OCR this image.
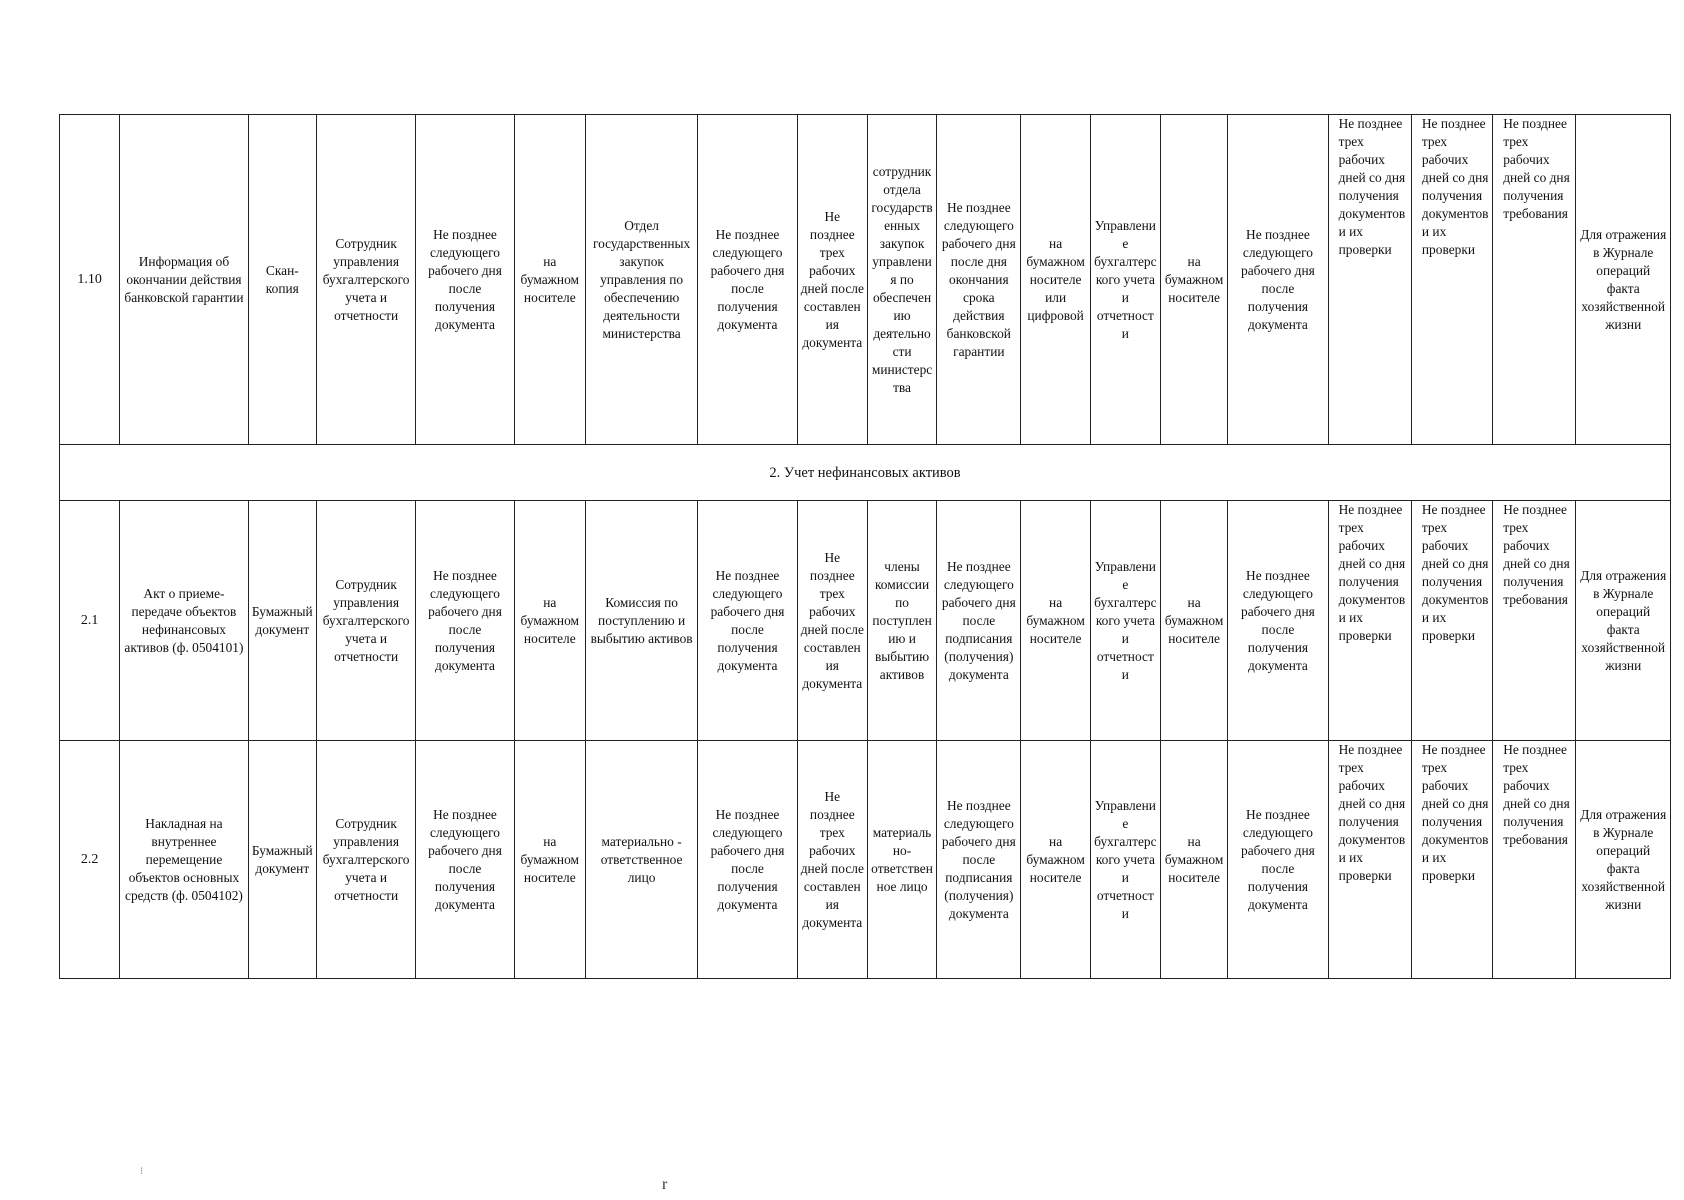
1.10	Информация об окончании действия банковской гарантии	Скан-копия	Сотрудник управления бухгалтерского учета и отчетности	Не позднее следующего рабочего дня после получения документа	на бумажном носителе	Отдел государственных закупок управления по обеспечению деятельности министерства	Не позднее следующего рабочего дня после получения документа	Не позднее трех рабочих дней после составления документа	сотрудник отдела государственных закупок управления по обеспечению деятельности министерства	Не позднее следующего рабочего дня после дня окончания срока действия банковской гарантии	на бумажном носителе или цифровой	Управление бухгалтерского учета и отчетности	на бумажном носителе	Не позднее следующего рабочего дня после получения документа	Не позднее трех рабочих дней со дня получения документов и их проверки	Не позднее трех рабочих дней со дня получения документов и их проверки	Не позднее трех рабочих дней со дня получения требования	Для отражения в Журнале операций факта хозяйственной жизни
2. Учет нефинансовых активов																		
2.1	Акт о приеме-передаче объектов нефинансовых активов (ф. 0504101)	Бумажный документ	Сотрудник управления бухгалтерского учета и отчетности	Не позднее следующего рабочего дня после получения документа	на бумажном носителе	Комиссия по поступлению и выбытию активов	Не позднее следующего рабочего дня после получения документа	Не позднее трех рабочих дней после составления документа	члены комиссии по поступлению и выбытию активов	Не позднее следующего рабочего дня после подписания (получения) документа	на бумажном носителе	Управление бухгалтерского учета и отчетности	на бумажном носителе	Не позднее следующего рабочего дня после получения документа	Не позднее трех рабочих дней со дня получения документов и их проверки	Не позднее трех рабочих дней со дня получения документов и их проверки	Не позднее трех рабочих дней со дня получения требования	Для отражения в Журнале операций факта хозяйственной жизни
2.2	Накладная на внутреннее перемещение объектов основных средств (ф. 0504102)	Бумажный документ	Сотрудник управления бухгалтерского учета и отчетности	Не позднее следующего рабочего дня после получения документа	на бумажном носителе	материально - ответственное лицо	Не позднее следующего рабочего дня после получения документа	Не позднее трех рабочих дней после составления документа	материально-ответственное лицо	Не позднее следующего рабочего дня после подписания (получения) документа	на бумажном носителе	Управление бухгалтерского учета и отчетности	на бумажном носителе	Не позднее следующего рабочего дня после получения документа	Не позднее трех рабочих дней со дня получения документов и их проверки	Не позднее трех рабочих дней со дня получения документов и их проверки	Не позднее трех рабочих дней со дня получения требования	Для отражения в Журнале операций факта хозяйственной жизни
⁝
r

What is expected
Locate and copy each line in the data above that includes the word "активов".

Result of the task
2. Учет нефинансовых активов																		
2.1	Акт о приеме-передаче объектов нефинансовых активов (ф. 0504101)	Бумажный документ	Сотрудник управления бухгалтерского учета и отчетности	Не позднее следующего рабочего дня после получения документа	на бумажном носителе	Комиссия по поступлению и выбытию активов	Не позднее следующего рабочего дня после получения документа	Не позднее трех рабочих дней после составления документа	члены комиссии по поступлению и выбытию активов	Не позднее следующего рабочего дня после подписания (получения) документа	на бумажном носителе	Управление бухгалтерского учета и отчетности	на бумажном носителе	Не позднее следующего рабочего дня после получения документа	Не позднее трех рабочих дней со дня получения документов и их проверки	Не позднее трех рабочих дней со дня получения документов и их проверки	Не позднее трех рабочих дней со дня получения требования	Для отражения в Журнале операций факта хозяйственной жизни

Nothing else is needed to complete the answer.